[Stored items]
***

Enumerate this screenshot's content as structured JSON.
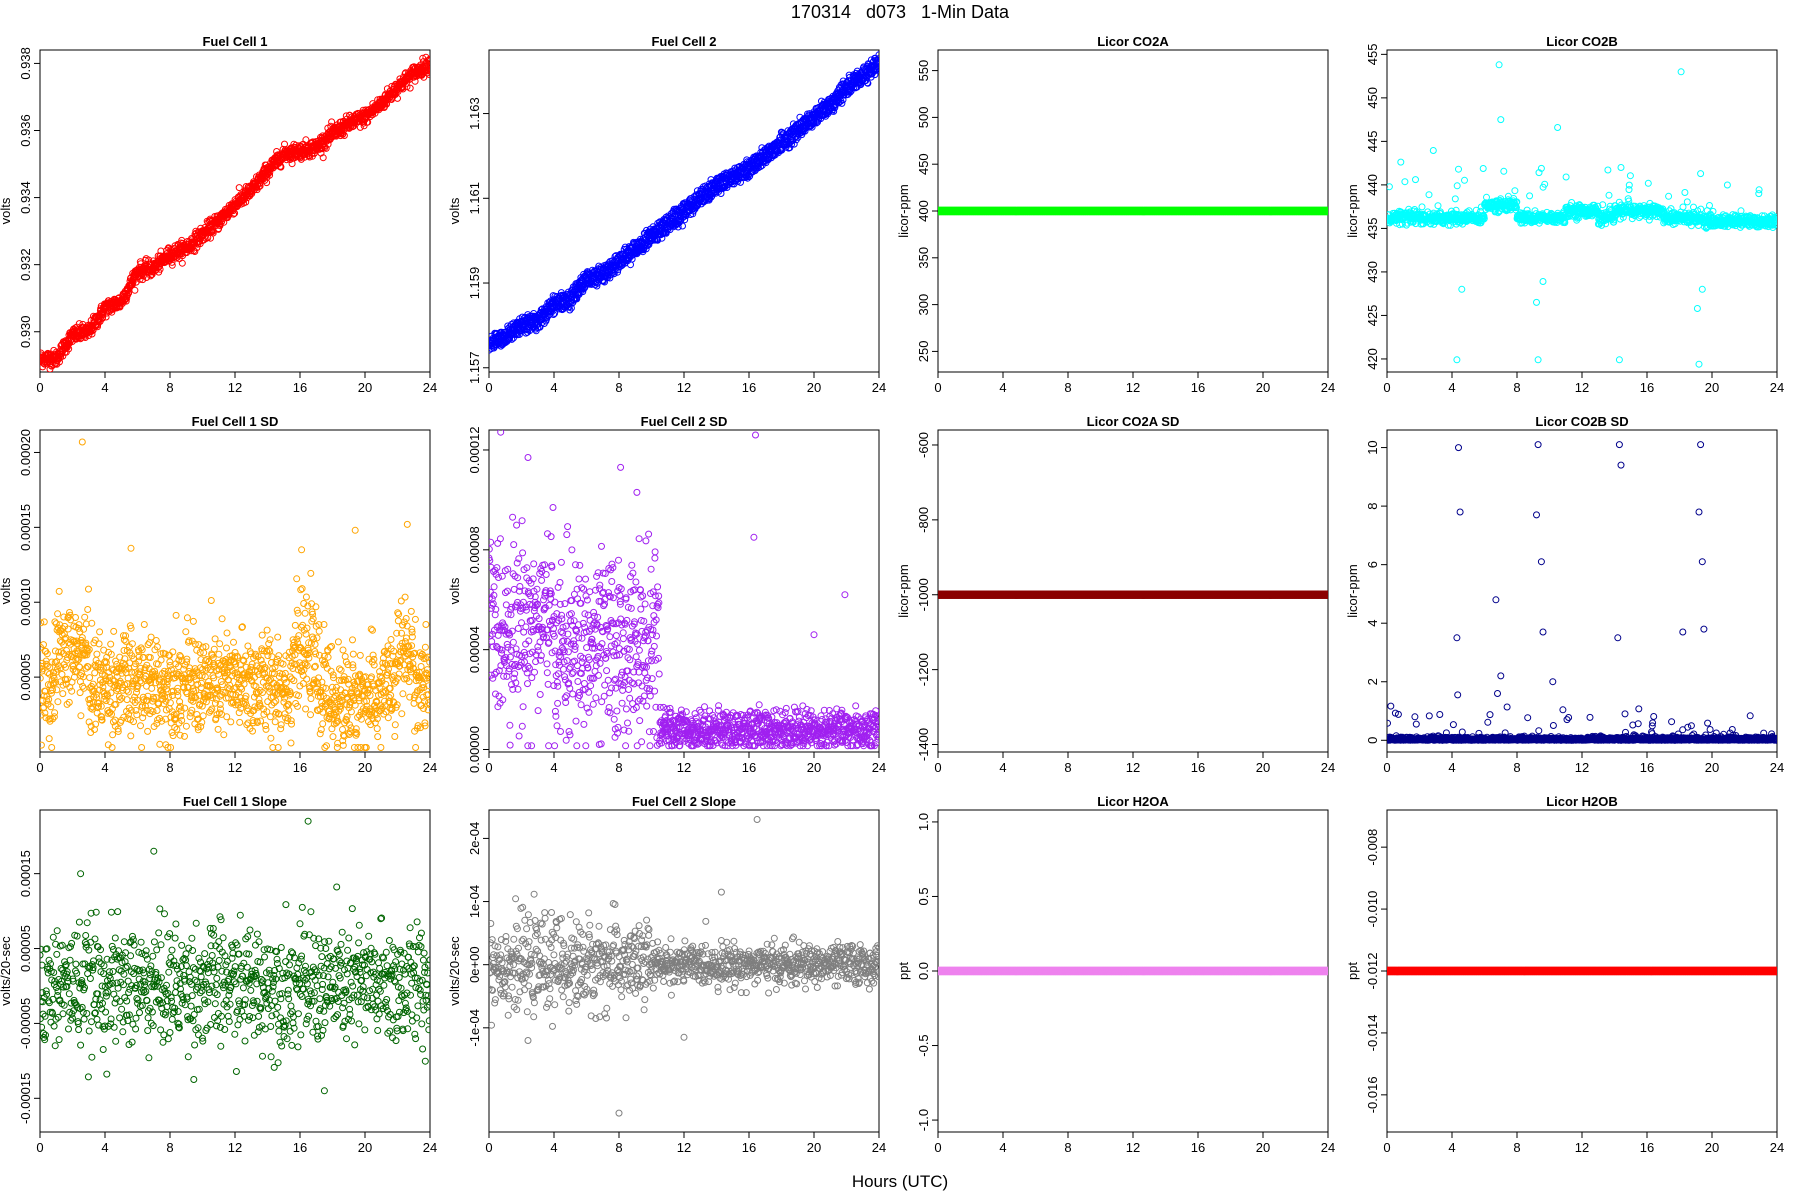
{
  "title": "170314   d073   1-Min Data",
  "x_common_label": "Hours (UTC)",
  "chart_data": [
    {
      "type": "scatter",
      "title": "Fuel Cell 1",
      "ylabel": "volts",
      "color": "#ff0000",
      "xlim": [
        0,
        24
      ],
      "ylim": [
        0.9288,
        0.9384
      ],
      "xticks": [
        0,
        4,
        8,
        12,
        16,
        20,
        24
      ],
      "xtick_labels": [
        "0",
        "4",
        "8",
        "12",
        "16",
        "20",
        "24"
      ],
      "yticks": [
        0.93,
        0.932,
        0.934,
        0.936,
        0.938
      ],
      "ytick_labels": [
        "0.930",
        "0.932",
        "0.934",
        "0.936",
        "0.938"
      ],
      "gen": {
        "kind": "trend",
        "knots": [
          [
            0,
            0.9292
          ],
          [
            1,
            0.9292
          ],
          [
            2,
            0.9299
          ],
          [
            3,
            0.93
          ],
          [
            4,
            0.9307
          ],
          [
            5,
            0.9309
          ],
          [
            6,
            0.9318
          ],
          [
            7,
            0.9319
          ],
          [
            8,
            0.9323
          ],
          [
            9,
            0.9325
          ],
          [
            10,
            0.9329
          ],
          [
            11,
            0.9333
          ],
          [
            12,
            0.9338
          ],
          [
            13,
            0.9342
          ],
          [
            14,
            0.9348
          ],
          [
            15,
            0.9353
          ],
          [
            16,
            0.9354
          ],
          [
            17,
            0.9355
          ],
          [
            18,
            0.9359
          ],
          [
            19,
            0.9362
          ],
          [
            20,
            0.9364
          ],
          [
            21,
            0.9368
          ],
          [
            22,
            0.9373
          ],
          [
            23,
            0.9377
          ],
          [
            24,
            0.938
          ]
        ],
        "noise": 0.00012,
        "n": 1440
      }
    },
    {
      "type": "scatter",
      "title": "Fuel Cell 2",
      "ylabel": "volts",
      "color": "#0000ff",
      "xlim": [
        0,
        24
      ],
      "ylim": [
        1.1569,
        1.1645
      ],
      "xticks": [
        0,
        4,
        8,
        12,
        16,
        20,
        24
      ],
      "xtick_labels": [
        "0",
        "4",
        "8",
        "12",
        "16",
        "20",
        "24"
      ],
      "yticks": [
        1.157,
        1.159,
        1.161,
        1.163
      ],
      "ytick_labels": [
        "1.157",
        "1.159",
        "1.161",
        "1.163"
      ],
      "gen": {
        "kind": "trend2",
        "knots": [
          [
            0,
            1.1576
          ],
          [
            1,
            1.1577
          ],
          [
            2,
            1.158
          ],
          [
            3,
            1.1581
          ],
          [
            4,
            1.1585
          ],
          [
            5,
            1.1586
          ],
          [
            6,
            1.1591
          ],
          [
            7,
            1.1592
          ],
          [
            8,
            1.1595
          ],
          [
            9,
            1.1598
          ],
          [
            10,
            1.1601
          ],
          [
            11,
            1.1604
          ],
          [
            12,
            1.1607
          ],
          [
            13,
            1.161
          ],
          [
            14,
            1.1613
          ],
          [
            15,
            1.1615
          ],
          [
            16,
            1.1617
          ],
          [
            17,
            1.162
          ],
          [
            18,
            1.1623
          ],
          [
            19,
            1.1626
          ],
          [
            20,
            1.1629
          ],
          [
            21,
            1.1632
          ],
          [
            22,
            1.1636
          ],
          [
            23,
            1.1639
          ],
          [
            24,
            1.1642
          ]
        ],
        "offset": 0.0002,
        "noise": 6e-05,
        "n": 1440
      }
    },
    {
      "type": "scatter",
      "title": "Licor CO2A",
      "ylabel": "licor-ppm",
      "color": "#00ff00",
      "xlim": [
        0,
        24
      ],
      "ylim": [
        228,
        572
      ],
      "xticks": [
        0,
        4,
        8,
        12,
        16,
        20,
        24
      ],
      "xtick_labels": [
        "0",
        "4",
        "8",
        "12",
        "16",
        "20",
        "24"
      ],
      "yticks": [
        250,
        300,
        350,
        400,
        450,
        500,
        550
      ],
      "ytick_labels": [
        "250",
        "300",
        "350",
        "400",
        "450",
        "500",
        "550"
      ],
      "gen": {
        "kind": "flat",
        "value": 400,
        "n": 600
      }
    },
    {
      "type": "scatter",
      "title": "Licor CO2B",
      "ylabel": "licor-ppm",
      "color": "#00ffff",
      "xlim": [
        0,
        24
      ],
      "ylim": [
        418.5,
        455.5
      ],
      "xticks": [
        0,
        4,
        8,
        12,
        16,
        20,
        24
      ],
      "xtick_labels": [
        "0",
        "4",
        "8",
        "12",
        "16",
        "20",
        "24"
      ],
      "yticks": [
        420,
        425,
        430,
        435,
        440,
        445,
        450,
        455
      ],
      "ytick_labels": [
        "420",
        "425",
        "430",
        "435",
        "440",
        "445",
        "450",
        "455"
      ],
      "gen": {
        "kind": "co2b",
        "n": 1440
      }
    },
    {
      "type": "scatter",
      "title": "Fuel Cell 1 SD",
      "ylabel": "volts",
      "color": "#ffa500",
      "xlim": [
        0,
        24
      ],
      "ylim": [
        0.0,
        0.000215
      ],
      "xticks": [
        0,
        4,
        8,
        12,
        16,
        20,
        24
      ],
      "xtick_labels": [
        "0",
        "4",
        "8",
        "12",
        "16",
        "20",
        "24"
      ],
      "yticks": [
        5e-05,
        0.0001,
        0.00015,
        0.0002
      ],
      "ytick_labels": [
        "0.00005",
        "0.00010",
        "0.00015",
        "0.00020"
      ],
      "gen": {
        "kind": "sd1",
        "n": 1440
      }
    },
    {
      "type": "scatter",
      "title": "Fuel Cell 2 SD",
      "ylabel": "volts",
      "color": "#a020f0",
      "xlim": [
        0,
        24
      ],
      "ylim": [
        -1e-06,
        0.000128
      ],
      "xticks": [
        0,
        4,
        8,
        12,
        16,
        20,
        24
      ],
      "xtick_labels": [
        "0",
        "4",
        "8",
        "12",
        "16",
        "20",
        "24"
      ],
      "yticks": [
        0,
        4e-05,
        8e-05,
        0.00012
      ],
      "ytick_labels": [
        "0.00000",
        "0.00004",
        "0.00008",
        "0.00012"
      ],
      "gen": {
        "kind": "sd2",
        "n": 1440
      }
    },
    {
      "type": "scatter",
      "title": "Licor CO2A SD",
      "ylabel": "licor-ppm",
      "color": "#8b0000",
      "xlim": [
        0,
        24
      ],
      "ylim": [
        -1420,
        -560
      ],
      "xticks": [
        0,
        4,
        8,
        12,
        16,
        20,
        24
      ],
      "xtick_labels": [
        "0",
        "4",
        "8",
        "12",
        "16",
        "20",
        "24"
      ],
      "yticks": [
        -1400,
        -1200,
        -1000,
        -800,
        -600
      ],
      "ytick_labels": [
        "-1400",
        "-1200",
        "-1000",
        "-800",
        "-600"
      ],
      "gen": {
        "kind": "flat",
        "value": -1000,
        "n": 600
      }
    },
    {
      "type": "scatter",
      "title": "Licor CO2B SD",
      "ylabel": "licor-ppm",
      "color": "#00008b",
      "xlim": [
        0,
        24
      ],
      "ylim": [
        -0.4,
        10.6
      ],
      "xticks": [
        0,
        4,
        8,
        12,
        16,
        20,
        24
      ],
      "xtick_labels": [
        "0",
        "4",
        "8",
        "12",
        "16",
        "20",
        "24"
      ],
      "yticks": [
        0,
        2,
        4,
        6,
        8,
        10
      ],
      "ytick_labels": [
        "0",
        "2",
        "4",
        "6",
        "8",
        "10"
      ],
      "gen": {
        "kind": "co2bsd",
        "n": 1440
      }
    },
    {
      "type": "scatter",
      "title": "Fuel Cell 1 Slope",
      "ylabel": "volts/20-sec",
      "color": "#006400",
      "xlim": [
        0,
        24
      ],
      "ylim": [
        -0.000195,
        0.000235
      ],
      "xticks": [
        0,
        4,
        8,
        12,
        16,
        20,
        24
      ],
      "xtick_labels": [
        "0",
        "4",
        "8",
        "12",
        "16",
        "20",
        "24"
      ],
      "yticks": [
        -0.00015,
        -5e-05,
        5e-05,
        0.00015
      ],
      "ytick_labels": [
        "-0.00015",
        "-0.00005",
        "0.00005",
        "0.00015"
      ],
      "gen": {
        "kind": "noise",
        "center": 0.0,
        "sd": 4e-05,
        "n": 1000
      }
    },
    {
      "type": "scatter",
      "title": "Fuel Cell 2 Slope",
      "ylabel": "volts/20-sec",
      "color": "#7f7f7f",
      "xlim": [
        0,
        24
      ],
      "ylim": [
        -0.000265,
        0.000245
      ],
      "xticks": [
        0,
        4,
        8,
        12,
        16,
        20,
        24
      ],
      "xtick_labels": [
        "0",
        "4",
        "8",
        "12",
        "16",
        "20",
        "24"
      ],
      "yticks": [
        -0.0001,
        0,
        0.0001,
        0.0002
      ],
      "ytick_labels": [
        "-1e-04",
        "0e+00",
        "1e-04",
        "2e-04"
      ],
      "gen": {
        "kind": "noise2",
        "n": 1100
      }
    },
    {
      "type": "scatter",
      "title": "Licor H2OA",
      "ylabel": "ppt",
      "color": "#ee82ee",
      "xlim": [
        0,
        24
      ],
      "ylim": [
        -1.08,
        1.08
      ],
      "xticks": [
        0,
        4,
        8,
        12,
        16,
        20,
        24
      ],
      "xtick_labels": [
        "0",
        "4",
        "8",
        "12",
        "16",
        "20",
        "24"
      ],
      "yticks": [
        -1.0,
        -0.5,
        0.0,
        0.5,
        1.0
      ],
      "ytick_labels": [
        "-1.0",
        "-0.5",
        "0.0",
        "0.5",
        "1.0"
      ],
      "gen": {
        "kind": "flat",
        "value": 0,
        "n": 600
      }
    },
    {
      "type": "scatter",
      "title": "Licor H2OB",
      "ylabel": "ppt",
      "color": "#ff0000",
      "xlim": [
        0,
        24
      ],
      "ylim": [
        -0.0172,
        -0.0068
      ],
      "xticks": [
        0,
        4,
        8,
        12,
        16,
        20,
        24
      ],
      "xtick_labels": [
        "0",
        "4",
        "8",
        "12",
        "16",
        "20",
        "24"
      ],
      "yticks": [
        -0.016,
        -0.014,
        -0.012,
        -0.01,
        -0.008
      ],
      "ytick_labels": [
        "-0.016",
        "-0.014",
        "-0.012",
        "-0.010",
        "-0.008"
      ],
      "gen": {
        "kind": "flat",
        "value": -0.012,
        "n": 600
      }
    }
  ]
}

***

Pick out each line containing "Cell" and report it.

** Result of the task **
      "title": "Fuel Cell 1",
      "title": "Fuel Cell 2",
      "title": "Fuel Cell 1 SD",
      "title": "Fuel Cell 2 SD",
      "title": "Fuel Cell 1 Slope",
      "title": "Fuel Cell 2 Slope",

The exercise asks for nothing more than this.